# EXERCISE MATERIALS
+ + +
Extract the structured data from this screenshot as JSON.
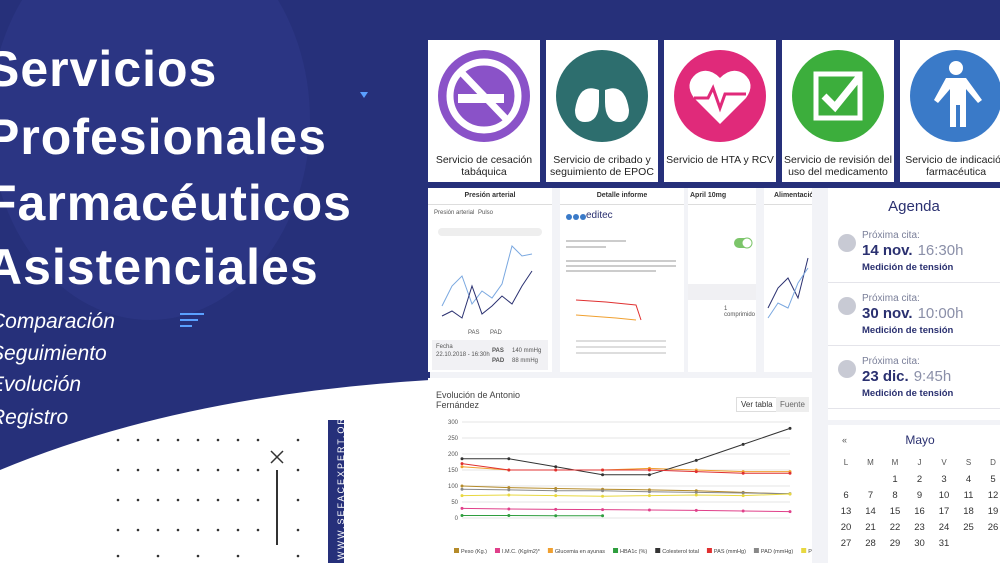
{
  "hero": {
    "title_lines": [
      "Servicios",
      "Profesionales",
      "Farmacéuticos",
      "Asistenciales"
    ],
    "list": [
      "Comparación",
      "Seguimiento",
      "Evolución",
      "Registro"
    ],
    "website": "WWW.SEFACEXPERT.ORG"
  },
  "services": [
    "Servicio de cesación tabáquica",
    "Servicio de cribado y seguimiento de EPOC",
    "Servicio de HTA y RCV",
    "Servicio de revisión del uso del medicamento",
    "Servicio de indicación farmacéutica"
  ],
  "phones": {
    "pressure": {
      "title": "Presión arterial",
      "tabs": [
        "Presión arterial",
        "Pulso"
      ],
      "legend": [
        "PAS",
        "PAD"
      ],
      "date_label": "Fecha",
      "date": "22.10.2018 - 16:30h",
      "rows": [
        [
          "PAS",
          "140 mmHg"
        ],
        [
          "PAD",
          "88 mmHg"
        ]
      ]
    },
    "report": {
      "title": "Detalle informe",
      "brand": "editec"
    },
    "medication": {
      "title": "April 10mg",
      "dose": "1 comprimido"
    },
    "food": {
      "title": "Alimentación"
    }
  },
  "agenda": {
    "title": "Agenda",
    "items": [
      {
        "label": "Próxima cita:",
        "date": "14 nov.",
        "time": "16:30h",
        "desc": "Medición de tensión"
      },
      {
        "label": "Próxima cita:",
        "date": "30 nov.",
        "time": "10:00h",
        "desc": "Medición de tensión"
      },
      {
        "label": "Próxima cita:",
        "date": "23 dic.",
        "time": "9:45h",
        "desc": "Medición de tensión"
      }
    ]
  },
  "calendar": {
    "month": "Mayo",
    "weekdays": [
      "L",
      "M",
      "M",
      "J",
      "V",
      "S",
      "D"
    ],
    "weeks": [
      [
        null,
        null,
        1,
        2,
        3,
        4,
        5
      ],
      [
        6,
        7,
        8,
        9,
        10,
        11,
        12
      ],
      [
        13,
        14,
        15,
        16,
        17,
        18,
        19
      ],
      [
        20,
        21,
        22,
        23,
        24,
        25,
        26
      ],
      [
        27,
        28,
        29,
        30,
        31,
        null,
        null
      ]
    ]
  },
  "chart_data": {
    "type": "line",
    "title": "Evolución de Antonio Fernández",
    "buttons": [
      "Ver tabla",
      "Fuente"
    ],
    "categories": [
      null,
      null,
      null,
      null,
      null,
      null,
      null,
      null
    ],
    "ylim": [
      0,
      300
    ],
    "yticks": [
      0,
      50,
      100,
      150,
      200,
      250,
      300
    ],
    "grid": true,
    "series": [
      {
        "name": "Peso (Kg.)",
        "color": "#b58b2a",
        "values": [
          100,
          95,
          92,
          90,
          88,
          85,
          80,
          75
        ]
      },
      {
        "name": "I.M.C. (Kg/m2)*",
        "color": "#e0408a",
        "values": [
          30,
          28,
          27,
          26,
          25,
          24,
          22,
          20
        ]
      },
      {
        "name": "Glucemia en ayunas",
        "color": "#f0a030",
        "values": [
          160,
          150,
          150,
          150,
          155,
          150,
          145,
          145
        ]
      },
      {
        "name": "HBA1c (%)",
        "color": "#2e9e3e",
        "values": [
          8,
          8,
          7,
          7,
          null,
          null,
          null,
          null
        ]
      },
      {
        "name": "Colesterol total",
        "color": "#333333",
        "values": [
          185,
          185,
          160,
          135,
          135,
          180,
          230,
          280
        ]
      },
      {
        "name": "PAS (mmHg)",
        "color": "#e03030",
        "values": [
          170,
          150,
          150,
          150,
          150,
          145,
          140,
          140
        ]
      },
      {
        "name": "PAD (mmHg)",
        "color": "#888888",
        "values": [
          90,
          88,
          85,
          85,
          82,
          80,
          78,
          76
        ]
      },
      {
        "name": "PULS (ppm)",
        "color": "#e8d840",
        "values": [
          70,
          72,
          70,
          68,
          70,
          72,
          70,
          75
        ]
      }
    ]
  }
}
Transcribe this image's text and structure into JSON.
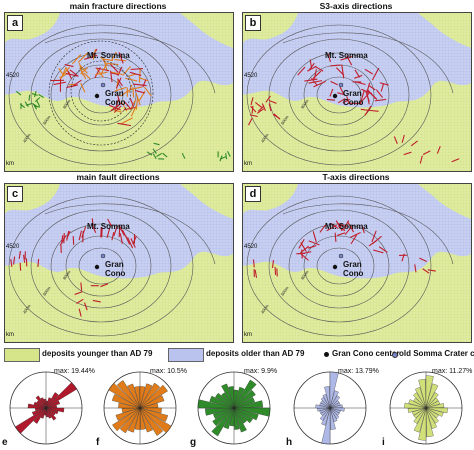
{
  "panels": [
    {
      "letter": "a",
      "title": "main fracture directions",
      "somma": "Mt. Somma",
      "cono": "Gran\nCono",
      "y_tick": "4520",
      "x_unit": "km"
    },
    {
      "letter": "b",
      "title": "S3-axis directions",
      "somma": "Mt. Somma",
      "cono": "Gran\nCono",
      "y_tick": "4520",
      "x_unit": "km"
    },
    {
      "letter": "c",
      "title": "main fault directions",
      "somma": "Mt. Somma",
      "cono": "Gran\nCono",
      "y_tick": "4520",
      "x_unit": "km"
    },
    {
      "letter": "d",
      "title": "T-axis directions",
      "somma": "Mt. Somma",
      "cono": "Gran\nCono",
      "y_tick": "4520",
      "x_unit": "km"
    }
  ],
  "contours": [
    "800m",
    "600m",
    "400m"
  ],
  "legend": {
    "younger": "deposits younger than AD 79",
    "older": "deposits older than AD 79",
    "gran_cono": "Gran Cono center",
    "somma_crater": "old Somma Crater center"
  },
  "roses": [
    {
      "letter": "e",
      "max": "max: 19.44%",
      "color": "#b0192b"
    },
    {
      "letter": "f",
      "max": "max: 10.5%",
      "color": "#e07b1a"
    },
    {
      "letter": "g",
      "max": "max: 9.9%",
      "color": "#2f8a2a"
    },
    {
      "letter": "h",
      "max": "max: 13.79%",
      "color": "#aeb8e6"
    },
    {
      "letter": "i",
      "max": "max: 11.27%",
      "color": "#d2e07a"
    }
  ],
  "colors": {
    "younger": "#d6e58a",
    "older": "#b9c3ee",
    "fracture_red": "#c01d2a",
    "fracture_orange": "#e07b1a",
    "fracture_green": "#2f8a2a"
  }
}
+ + +
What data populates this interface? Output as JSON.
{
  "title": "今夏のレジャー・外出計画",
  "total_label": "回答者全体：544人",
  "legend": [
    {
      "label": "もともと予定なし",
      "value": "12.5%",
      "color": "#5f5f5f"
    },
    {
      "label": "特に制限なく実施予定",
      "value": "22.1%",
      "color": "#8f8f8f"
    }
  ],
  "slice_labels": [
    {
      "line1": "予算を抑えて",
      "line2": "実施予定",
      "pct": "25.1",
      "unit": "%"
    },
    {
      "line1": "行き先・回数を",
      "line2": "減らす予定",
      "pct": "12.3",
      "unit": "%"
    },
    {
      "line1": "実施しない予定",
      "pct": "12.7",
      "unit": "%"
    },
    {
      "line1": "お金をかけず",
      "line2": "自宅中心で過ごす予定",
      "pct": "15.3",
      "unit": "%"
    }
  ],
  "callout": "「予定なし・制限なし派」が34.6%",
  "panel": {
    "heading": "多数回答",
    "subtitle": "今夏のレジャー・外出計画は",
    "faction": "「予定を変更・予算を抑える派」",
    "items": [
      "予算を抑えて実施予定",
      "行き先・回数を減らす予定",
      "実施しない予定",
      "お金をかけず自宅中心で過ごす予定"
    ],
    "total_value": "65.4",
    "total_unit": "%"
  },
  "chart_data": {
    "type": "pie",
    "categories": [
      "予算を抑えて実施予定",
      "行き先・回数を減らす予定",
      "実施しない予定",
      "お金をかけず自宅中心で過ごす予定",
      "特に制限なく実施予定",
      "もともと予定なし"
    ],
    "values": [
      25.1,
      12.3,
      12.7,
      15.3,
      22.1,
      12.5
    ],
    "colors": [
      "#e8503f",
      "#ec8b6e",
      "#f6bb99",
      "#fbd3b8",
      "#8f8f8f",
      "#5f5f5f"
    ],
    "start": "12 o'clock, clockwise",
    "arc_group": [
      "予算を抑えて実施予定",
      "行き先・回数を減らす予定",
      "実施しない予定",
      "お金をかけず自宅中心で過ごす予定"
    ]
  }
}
+ + +
# GIVEN PROBLEM
Look through the data and gather every line with the string "than" in it.

# TASK ANSWER
    "younger": "deposits younger than AD 79",
    "older": "deposits older than AD 79",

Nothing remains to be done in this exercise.